Determine the number of lines in the data that include the word "Συστήματα", and write only that number.

-- Begin --

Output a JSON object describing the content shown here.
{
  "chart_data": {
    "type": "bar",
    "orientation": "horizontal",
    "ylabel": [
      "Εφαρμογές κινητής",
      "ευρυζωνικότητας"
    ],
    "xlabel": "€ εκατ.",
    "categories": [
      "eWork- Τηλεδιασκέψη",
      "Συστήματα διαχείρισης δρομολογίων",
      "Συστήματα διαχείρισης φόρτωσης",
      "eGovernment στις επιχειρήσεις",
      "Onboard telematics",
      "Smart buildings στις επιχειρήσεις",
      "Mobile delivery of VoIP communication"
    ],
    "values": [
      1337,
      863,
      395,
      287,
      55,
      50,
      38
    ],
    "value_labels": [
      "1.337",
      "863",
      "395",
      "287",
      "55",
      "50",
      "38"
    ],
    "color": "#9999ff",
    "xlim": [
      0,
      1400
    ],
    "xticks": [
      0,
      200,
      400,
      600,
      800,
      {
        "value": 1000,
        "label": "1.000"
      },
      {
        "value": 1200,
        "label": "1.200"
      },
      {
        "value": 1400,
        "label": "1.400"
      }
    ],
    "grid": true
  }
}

-- End --
-- Begin --

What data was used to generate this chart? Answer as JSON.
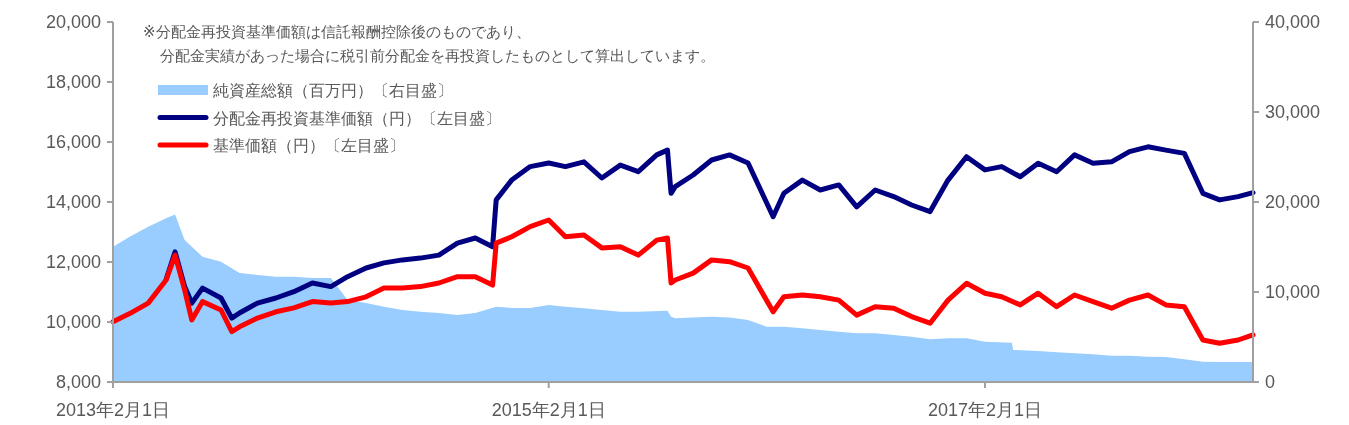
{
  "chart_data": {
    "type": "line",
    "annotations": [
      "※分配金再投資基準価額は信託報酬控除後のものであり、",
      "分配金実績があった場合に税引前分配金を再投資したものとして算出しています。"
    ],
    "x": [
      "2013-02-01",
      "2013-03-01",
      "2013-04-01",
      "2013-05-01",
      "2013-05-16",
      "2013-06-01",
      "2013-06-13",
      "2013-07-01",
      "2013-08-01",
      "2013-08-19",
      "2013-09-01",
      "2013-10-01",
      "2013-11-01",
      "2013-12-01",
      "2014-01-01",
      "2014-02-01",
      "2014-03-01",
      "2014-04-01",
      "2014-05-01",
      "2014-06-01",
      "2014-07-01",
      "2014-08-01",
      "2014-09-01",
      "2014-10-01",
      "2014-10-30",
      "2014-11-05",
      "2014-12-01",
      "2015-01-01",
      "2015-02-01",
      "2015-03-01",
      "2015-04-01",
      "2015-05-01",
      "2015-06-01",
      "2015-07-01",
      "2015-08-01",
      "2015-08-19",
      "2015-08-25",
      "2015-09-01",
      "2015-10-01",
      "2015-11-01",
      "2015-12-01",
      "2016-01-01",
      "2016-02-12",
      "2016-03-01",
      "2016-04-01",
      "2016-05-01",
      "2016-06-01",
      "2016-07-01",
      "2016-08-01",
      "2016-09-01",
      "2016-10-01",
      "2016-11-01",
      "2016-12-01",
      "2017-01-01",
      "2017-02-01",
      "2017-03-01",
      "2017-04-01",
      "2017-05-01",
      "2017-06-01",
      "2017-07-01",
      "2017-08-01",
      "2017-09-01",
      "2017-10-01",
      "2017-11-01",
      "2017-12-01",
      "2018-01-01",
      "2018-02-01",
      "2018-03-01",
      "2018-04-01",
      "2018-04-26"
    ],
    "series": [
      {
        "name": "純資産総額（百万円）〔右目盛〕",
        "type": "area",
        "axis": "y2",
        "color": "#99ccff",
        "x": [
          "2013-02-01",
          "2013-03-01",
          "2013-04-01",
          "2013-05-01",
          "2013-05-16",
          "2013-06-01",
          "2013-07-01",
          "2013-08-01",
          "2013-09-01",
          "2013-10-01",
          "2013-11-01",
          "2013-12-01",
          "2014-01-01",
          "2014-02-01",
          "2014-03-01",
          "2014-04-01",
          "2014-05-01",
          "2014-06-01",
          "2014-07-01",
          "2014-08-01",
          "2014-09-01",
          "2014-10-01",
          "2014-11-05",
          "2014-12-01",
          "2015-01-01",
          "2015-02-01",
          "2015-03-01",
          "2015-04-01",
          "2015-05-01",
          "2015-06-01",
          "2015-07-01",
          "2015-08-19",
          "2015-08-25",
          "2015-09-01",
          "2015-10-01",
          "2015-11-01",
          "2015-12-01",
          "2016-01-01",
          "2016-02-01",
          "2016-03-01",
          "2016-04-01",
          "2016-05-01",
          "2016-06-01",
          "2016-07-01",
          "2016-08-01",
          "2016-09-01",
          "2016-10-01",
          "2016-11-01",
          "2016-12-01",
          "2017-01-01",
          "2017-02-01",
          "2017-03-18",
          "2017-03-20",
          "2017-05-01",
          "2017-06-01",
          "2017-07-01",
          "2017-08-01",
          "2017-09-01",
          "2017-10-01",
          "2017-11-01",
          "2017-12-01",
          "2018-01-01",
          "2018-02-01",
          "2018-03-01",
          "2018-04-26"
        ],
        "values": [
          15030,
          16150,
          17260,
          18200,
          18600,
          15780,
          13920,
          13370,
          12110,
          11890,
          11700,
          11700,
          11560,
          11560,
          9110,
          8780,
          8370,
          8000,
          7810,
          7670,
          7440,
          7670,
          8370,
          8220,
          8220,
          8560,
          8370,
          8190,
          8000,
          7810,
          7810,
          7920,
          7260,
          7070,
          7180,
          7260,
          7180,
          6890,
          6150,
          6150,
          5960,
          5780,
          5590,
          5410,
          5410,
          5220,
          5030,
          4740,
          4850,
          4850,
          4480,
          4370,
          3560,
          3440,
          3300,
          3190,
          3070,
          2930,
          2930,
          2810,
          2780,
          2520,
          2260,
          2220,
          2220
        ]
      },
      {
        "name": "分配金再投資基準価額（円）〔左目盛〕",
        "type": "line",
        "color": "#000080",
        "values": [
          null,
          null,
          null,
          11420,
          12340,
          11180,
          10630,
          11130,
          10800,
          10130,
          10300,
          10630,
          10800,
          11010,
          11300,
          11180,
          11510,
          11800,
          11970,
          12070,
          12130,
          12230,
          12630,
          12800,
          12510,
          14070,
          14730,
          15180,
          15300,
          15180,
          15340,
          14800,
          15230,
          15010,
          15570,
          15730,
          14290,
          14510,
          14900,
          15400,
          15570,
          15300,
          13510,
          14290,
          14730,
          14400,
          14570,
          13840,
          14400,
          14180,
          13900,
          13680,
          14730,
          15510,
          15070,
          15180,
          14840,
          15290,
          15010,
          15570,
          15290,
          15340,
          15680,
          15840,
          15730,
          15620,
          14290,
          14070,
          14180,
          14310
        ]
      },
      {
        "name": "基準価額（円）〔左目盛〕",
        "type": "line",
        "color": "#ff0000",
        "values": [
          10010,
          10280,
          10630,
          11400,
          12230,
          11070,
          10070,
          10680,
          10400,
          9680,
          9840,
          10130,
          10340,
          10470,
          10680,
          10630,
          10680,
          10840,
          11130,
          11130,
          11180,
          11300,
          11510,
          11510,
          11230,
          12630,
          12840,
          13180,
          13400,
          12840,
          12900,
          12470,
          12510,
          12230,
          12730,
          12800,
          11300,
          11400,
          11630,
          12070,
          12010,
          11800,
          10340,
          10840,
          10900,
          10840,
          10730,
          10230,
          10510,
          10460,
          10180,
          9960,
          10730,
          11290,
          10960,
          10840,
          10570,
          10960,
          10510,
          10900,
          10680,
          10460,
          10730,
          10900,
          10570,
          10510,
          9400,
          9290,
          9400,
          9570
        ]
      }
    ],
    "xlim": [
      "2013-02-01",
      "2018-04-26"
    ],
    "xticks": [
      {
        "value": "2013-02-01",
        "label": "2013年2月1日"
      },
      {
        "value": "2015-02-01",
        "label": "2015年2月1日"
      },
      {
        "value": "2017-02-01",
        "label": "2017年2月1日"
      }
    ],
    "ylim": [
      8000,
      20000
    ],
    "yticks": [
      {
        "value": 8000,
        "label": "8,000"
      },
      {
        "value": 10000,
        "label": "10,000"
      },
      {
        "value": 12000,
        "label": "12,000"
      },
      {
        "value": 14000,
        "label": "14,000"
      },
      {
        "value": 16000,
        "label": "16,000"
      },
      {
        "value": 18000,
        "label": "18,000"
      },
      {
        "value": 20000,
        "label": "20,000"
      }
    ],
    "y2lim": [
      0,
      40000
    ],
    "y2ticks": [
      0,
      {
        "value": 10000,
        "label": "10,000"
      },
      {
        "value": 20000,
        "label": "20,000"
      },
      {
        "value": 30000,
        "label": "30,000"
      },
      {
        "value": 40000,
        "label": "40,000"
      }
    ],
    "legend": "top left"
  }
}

-- End --

• **IN RESPONSE**
2